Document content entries
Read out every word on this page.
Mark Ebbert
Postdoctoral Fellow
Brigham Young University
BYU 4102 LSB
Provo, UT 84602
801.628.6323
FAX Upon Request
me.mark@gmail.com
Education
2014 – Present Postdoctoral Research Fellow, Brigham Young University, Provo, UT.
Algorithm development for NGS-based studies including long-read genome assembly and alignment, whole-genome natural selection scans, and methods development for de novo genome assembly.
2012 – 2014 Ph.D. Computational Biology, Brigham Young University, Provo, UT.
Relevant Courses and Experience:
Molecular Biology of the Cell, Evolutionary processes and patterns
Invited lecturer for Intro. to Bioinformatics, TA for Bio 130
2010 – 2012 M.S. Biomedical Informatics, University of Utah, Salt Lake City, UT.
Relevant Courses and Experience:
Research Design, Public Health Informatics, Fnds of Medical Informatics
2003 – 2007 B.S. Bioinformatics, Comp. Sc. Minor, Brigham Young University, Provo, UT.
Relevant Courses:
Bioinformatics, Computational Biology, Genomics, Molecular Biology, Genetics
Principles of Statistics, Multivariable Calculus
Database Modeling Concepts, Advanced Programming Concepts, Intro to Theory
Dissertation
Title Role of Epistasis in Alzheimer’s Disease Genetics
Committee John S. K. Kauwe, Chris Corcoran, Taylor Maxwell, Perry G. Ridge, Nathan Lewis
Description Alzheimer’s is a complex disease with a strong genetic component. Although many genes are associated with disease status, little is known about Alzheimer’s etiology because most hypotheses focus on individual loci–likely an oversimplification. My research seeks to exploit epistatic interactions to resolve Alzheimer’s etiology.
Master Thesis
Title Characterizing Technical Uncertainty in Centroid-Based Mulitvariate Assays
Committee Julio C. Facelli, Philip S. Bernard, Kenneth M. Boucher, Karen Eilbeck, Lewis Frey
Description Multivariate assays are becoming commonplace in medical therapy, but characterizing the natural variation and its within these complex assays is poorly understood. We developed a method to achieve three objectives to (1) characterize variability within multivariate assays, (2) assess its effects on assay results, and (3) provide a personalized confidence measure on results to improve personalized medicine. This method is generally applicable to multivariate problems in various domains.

What the exercise asks
The entire set of records should be returned exactly.

Response area
Read out every word on this page.
Mark Ebbert
Postdoctoral Fellow
Brigham Young University
BYU 4102 LSB
Provo, UT 84602
801.628.6323
FAX Upon Request
me.mark@gmail.com
Education
2014 – Present Postdoctoral Research Fellow, Brigham Young University, Provo, UT.
Algorithm development for NGS-based studies including long-read genome assembly and alignment, whole-genome natural selection scans, and methods development for de novo genome assembly.
2012 – 2014 Ph.D. Computational Biology, Brigham Young University, Provo, UT.
Relevant Courses and Experience:
Molecular Biology of the Cell, Evolutionary processes and patterns
Invited lecturer for Intro. to Bioinformatics, TA for Bio 130
2010 – 2012 M.S. Biomedical Informatics, University of Utah, Salt Lake City, UT.
Relevant Courses and Experience:
Research Design, Public Health Informatics, Fnds of Medical Informatics
2003 – 2007 B.S. Bioinformatics, Comp. Sc. Minor, Brigham Young University, Provo, UT.
Relevant Courses:
Bioinformatics, Computational Biology, Genomics, Molecular Biology, Genetics
Principles of Statistics, Multivariable Calculus
Database Modeling Concepts, Advanced Programming Concepts, Intro to Theory
Dissertation
Title Role of Epistasis in Alzheimer’s Disease Genetics
Committee John S. K. Kauwe, Chris Corcoran, Taylor Maxwell, Perry G. Ridge, Nathan Lewis
Description Alzheimer’s is a complex disease with a strong genetic component. Although many genes are associated with disease status, little is known about Alzheimer’s etiology because most hypotheses focus on individual loci–likely an oversimplification. My research seeks to exploit epistatic interactions to resolve Alzheimer’s etiology.
Master Thesis
Title Characterizing Technical Uncertainty in Centroid-Based Mulitvariate Assays
Committee Julio C. Facelli, Philip S. Bernard, Kenneth M. Boucher, Karen Eilbeck, Lewis Frey
Description Multivariate assays are becoming commonplace in medical therapy, but characterizing the natural variation and its within these complex assays is poorly understood. We developed a method to achieve three objectives to (1) characterize variability within multivariate assays, (2) assess its effects on assay results, and (3) provide a personalized confidence measure on results to improve personalized medicine. This method is generally applicable to multivariate problems in various domains.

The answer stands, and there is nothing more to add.